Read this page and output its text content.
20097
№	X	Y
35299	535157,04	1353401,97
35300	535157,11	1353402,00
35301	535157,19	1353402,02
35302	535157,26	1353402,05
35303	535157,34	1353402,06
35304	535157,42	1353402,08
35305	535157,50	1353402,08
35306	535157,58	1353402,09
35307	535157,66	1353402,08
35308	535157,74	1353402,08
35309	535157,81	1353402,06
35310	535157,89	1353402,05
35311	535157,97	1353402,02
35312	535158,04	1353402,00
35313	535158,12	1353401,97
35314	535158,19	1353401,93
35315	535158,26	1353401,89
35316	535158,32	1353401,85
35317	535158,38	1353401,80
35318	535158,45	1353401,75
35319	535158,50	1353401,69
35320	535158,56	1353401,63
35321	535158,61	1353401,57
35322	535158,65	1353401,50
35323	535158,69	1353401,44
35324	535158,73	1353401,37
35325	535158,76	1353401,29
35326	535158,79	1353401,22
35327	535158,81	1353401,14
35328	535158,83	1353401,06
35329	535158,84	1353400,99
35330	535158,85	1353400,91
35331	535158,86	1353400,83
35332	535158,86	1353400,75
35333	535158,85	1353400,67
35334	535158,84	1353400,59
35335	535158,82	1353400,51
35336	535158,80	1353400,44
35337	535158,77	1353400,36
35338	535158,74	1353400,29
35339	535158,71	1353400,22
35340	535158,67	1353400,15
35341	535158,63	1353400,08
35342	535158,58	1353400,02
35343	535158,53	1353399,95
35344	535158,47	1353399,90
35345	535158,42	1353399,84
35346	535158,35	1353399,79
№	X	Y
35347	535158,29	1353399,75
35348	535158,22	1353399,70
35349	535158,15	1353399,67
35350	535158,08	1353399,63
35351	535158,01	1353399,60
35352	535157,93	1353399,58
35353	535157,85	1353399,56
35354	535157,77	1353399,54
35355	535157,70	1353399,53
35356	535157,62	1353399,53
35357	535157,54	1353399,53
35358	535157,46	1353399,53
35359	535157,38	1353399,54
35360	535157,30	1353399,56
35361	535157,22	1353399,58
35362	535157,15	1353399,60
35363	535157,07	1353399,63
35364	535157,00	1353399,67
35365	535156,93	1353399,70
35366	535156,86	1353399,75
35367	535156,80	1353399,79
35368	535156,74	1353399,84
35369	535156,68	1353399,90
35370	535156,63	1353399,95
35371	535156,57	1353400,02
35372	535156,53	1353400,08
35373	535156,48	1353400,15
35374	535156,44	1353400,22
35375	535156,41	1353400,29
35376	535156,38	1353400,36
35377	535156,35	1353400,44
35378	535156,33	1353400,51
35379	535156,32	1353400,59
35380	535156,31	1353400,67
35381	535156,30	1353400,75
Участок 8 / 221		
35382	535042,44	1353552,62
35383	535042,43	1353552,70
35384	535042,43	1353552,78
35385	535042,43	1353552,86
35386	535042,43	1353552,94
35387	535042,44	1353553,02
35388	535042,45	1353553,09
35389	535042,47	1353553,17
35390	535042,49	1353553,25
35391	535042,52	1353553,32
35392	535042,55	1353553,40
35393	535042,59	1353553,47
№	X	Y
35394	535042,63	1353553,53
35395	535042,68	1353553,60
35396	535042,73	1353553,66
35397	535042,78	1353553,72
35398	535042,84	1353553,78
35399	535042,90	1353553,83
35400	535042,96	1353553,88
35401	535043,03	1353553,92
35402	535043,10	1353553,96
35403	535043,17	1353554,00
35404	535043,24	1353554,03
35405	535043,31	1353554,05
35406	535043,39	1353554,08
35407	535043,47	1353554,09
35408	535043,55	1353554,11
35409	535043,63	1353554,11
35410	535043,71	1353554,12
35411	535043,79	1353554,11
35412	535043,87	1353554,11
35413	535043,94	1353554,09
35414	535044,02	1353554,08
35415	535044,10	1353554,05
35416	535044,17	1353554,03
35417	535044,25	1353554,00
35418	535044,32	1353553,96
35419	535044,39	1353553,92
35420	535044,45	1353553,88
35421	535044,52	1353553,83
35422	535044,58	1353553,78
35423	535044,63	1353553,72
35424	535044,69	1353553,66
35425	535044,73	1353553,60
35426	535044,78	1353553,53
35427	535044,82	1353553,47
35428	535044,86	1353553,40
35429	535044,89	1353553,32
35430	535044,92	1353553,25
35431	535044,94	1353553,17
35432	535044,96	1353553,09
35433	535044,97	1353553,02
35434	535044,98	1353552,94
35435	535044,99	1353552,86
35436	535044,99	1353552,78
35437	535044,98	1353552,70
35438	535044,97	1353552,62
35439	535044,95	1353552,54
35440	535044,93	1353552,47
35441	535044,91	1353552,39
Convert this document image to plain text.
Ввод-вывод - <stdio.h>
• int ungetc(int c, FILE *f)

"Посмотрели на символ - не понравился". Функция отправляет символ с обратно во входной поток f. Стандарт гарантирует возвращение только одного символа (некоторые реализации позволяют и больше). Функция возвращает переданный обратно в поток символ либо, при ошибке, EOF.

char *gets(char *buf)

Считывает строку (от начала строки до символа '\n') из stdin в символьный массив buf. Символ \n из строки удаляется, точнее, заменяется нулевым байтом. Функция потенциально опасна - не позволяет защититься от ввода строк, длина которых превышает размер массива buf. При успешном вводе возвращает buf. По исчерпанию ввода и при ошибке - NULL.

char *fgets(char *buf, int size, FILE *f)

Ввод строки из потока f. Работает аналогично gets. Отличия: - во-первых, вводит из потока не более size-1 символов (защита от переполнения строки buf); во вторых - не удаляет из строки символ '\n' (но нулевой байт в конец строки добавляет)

---

▶ _JOB_
Select all lines in the listing that include the word "строки".

▶ _EXERCISE ANSWER_
Считывает строку (от начала строки до символа '\n') из stdin в символьный массив buf. Символ \n из строки удаляется, точнее, заменяется нулевым байтом. Функция потенциально опасна - не позволяет защититься от ввода строк, длина которых превышает размер массива buf. При успешном вводе возвращает buf. По исчерпанию ввода и при ошибке - NULL.
Ввод строки из потока f. Работает аналогично gets. Отличия: - во-первых, вводит из потока не более size-1 символов (защита от переполнения строки buf); во вторых - не удаляет из строки символ '\n' (но нулевой байт в конец строки добавляет)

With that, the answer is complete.